▶ _Exercise directions_
Write out all lines holding the word "Extraction".
### Given records ###
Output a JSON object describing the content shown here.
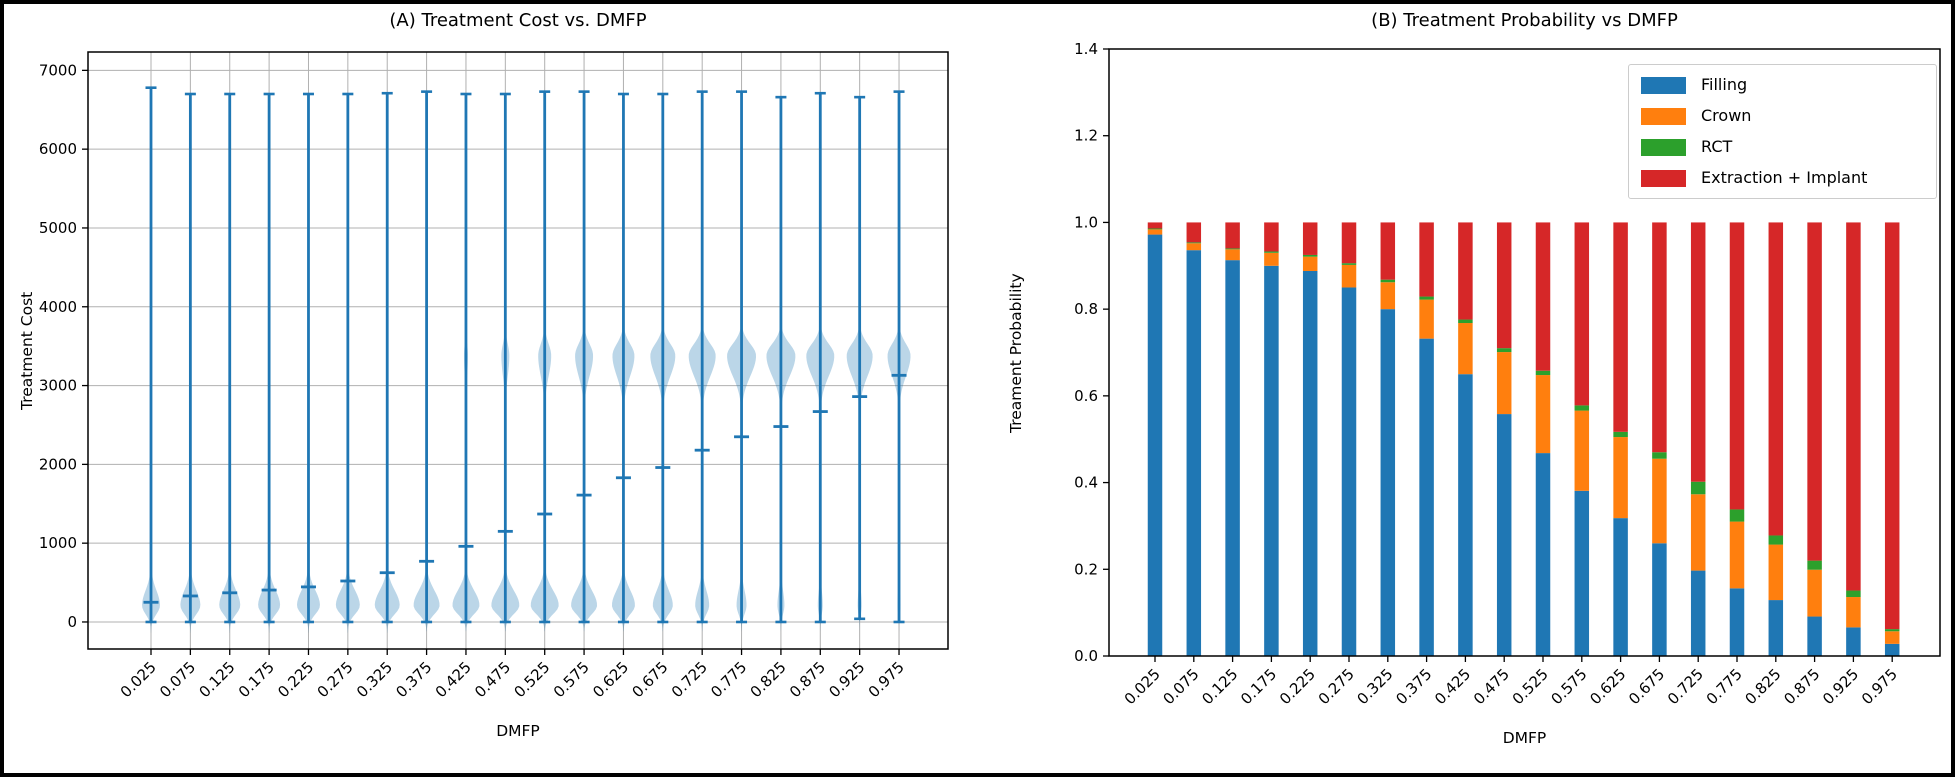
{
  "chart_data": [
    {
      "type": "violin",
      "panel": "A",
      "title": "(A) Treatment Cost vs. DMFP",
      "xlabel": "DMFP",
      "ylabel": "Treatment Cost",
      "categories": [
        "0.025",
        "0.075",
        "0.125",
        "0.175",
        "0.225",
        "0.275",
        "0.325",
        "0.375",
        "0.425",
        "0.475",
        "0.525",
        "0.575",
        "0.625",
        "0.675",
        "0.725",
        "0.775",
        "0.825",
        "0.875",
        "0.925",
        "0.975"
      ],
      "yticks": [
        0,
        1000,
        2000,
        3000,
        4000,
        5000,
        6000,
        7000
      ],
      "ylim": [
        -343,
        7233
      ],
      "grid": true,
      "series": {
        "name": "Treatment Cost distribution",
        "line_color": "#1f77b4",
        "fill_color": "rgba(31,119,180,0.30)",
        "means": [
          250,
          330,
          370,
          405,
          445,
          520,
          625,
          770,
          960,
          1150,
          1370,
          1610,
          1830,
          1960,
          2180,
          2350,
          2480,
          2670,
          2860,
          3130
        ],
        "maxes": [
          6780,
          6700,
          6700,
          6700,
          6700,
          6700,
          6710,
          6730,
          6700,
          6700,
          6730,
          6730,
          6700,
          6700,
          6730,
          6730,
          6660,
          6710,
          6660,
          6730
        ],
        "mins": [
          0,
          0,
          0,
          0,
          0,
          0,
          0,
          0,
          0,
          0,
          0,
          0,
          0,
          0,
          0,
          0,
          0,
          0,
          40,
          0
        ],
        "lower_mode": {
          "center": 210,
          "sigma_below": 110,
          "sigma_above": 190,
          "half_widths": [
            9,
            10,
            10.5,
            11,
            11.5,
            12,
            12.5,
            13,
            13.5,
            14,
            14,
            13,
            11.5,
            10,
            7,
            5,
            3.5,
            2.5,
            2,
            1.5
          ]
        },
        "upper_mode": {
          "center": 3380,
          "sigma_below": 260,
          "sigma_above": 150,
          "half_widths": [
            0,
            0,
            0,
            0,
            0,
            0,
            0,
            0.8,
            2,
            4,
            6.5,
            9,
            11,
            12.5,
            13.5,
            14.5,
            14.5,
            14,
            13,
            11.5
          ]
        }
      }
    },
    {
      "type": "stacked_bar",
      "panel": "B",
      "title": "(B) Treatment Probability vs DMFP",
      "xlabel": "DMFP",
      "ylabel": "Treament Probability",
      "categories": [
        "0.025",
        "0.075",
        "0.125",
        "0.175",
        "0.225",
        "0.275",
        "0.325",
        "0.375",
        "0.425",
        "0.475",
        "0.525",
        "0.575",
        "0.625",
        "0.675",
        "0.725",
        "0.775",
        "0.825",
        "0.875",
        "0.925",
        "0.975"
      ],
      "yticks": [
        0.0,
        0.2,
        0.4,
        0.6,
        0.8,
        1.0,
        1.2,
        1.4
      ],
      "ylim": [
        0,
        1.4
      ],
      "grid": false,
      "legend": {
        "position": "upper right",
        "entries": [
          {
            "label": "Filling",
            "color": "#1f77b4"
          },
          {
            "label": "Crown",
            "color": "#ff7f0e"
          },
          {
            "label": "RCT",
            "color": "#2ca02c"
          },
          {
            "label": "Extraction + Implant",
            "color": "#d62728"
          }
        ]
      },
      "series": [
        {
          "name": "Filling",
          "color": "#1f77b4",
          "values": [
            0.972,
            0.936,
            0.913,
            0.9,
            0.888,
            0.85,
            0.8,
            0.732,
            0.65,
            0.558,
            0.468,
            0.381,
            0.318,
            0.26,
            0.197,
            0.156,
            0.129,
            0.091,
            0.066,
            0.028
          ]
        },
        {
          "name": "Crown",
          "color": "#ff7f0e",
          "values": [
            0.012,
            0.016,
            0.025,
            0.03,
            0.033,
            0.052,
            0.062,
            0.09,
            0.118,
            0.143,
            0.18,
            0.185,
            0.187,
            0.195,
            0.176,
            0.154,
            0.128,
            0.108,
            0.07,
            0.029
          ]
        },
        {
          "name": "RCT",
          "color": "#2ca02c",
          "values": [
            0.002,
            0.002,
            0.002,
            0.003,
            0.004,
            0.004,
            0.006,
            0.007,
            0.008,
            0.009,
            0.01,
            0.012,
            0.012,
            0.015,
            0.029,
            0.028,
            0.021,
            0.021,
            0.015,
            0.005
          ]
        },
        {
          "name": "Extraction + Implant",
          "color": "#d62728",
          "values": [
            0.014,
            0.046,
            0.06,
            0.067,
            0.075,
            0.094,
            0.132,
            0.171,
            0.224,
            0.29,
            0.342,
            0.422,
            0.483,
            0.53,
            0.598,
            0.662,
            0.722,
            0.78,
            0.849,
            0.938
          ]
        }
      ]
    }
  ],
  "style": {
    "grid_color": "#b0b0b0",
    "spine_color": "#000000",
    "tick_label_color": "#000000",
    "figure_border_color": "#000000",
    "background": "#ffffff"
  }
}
###
▶ _Answer to the task_
            "label": "Extraction + Implant",
          "name": "Extraction + Implant",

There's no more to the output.